Stated goal: Repeat every entry word for word, but leave the images out of your copy.

Dataset entries

+--

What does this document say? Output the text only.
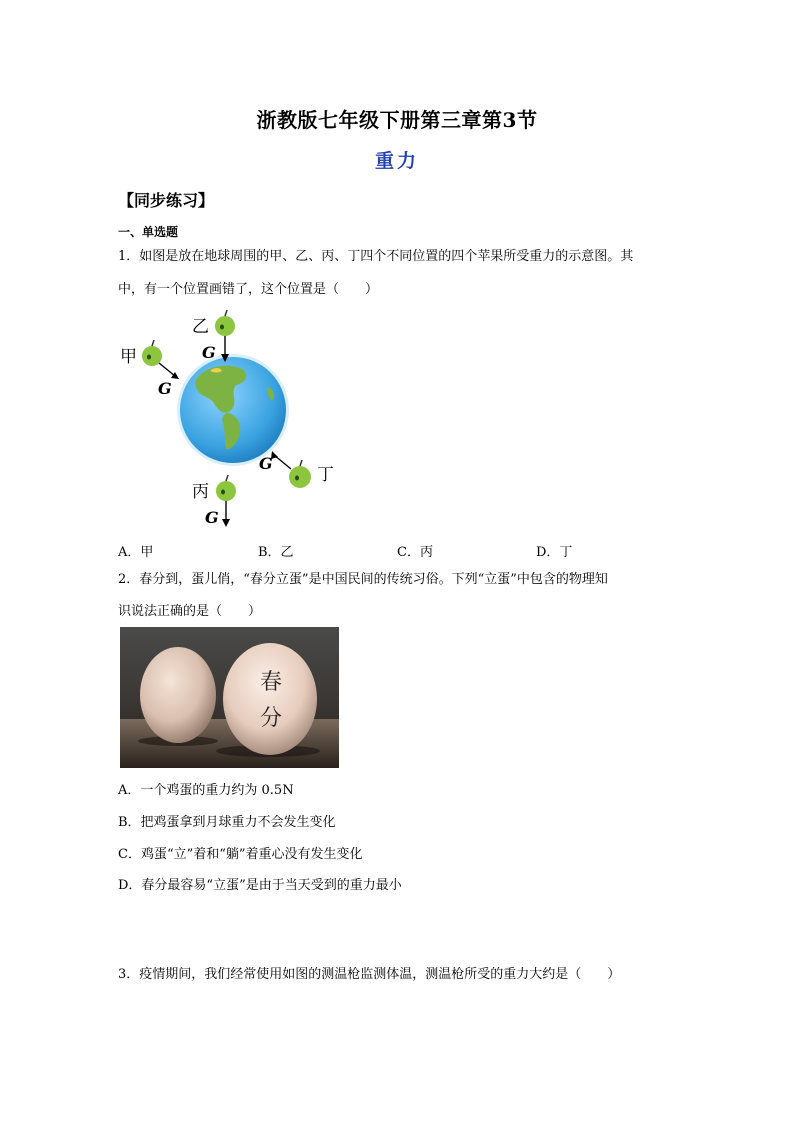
浙教版七年级下册第三章第3节
重力
【同步练习】
一、单选题
1．如图是放在地球周围的甲、乙、丙、丁四个不同位置的四个苹果所受重力的示意图。其
中，有一个位置画错了，这个位置是（　　）
乙
G
甲
G
G
丁
丙
G
A．甲	B．乙	C．丙	D．丁
2．春分到，蛋儿俏，“春分立蛋”是中国民间的传统习俗。下列“立蛋”中包含的物理知
识说法正确的是（　　）
春
分
A．一个鸡蛋的重力约为 0.5N
B．把鸡蛋拿到月球重力不会发生变化
C．鸡蛋“立”着和“躺”着重心没有发生变化
D．春分最容易“立蛋”是由于当天受到的重力最小
3．疫情期间，我们经常使用如图的测温枪监测体温，测温枪所受的重力大约是（　　）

+--

Right answer:
What does this document say? Output the text only.
浙教版七年级下册第三章第3节
重力
【同步练习】
一、单选题
1．如图是放在地球周围的甲、乙、丙、丁四个不同位置的四个苹果所受重力的示意图。其
中，有一个位置画错了，这个位置是（　　）
乙
G
甲
G
G
丁
丙
G
A．甲	B．乙	C．丙	D．丁
2．春分到，蛋儿俏，“春分立蛋”是中国民间的传统习俗。下列“立蛋”中包含的物理知
识说法正确的是（　　）
春
分
A．一个鸡蛋的重力约为 0.5N
B．把鸡蛋拿到月球重力不会发生变化
C．鸡蛋“立”着和“躺”着重心没有发生变化
D．春分最容易“立蛋”是由于当天受到的重力最小
3．疫情期间，我们经常使用如图的测温枪监测体温，测温枪所受的重力大约是（　　）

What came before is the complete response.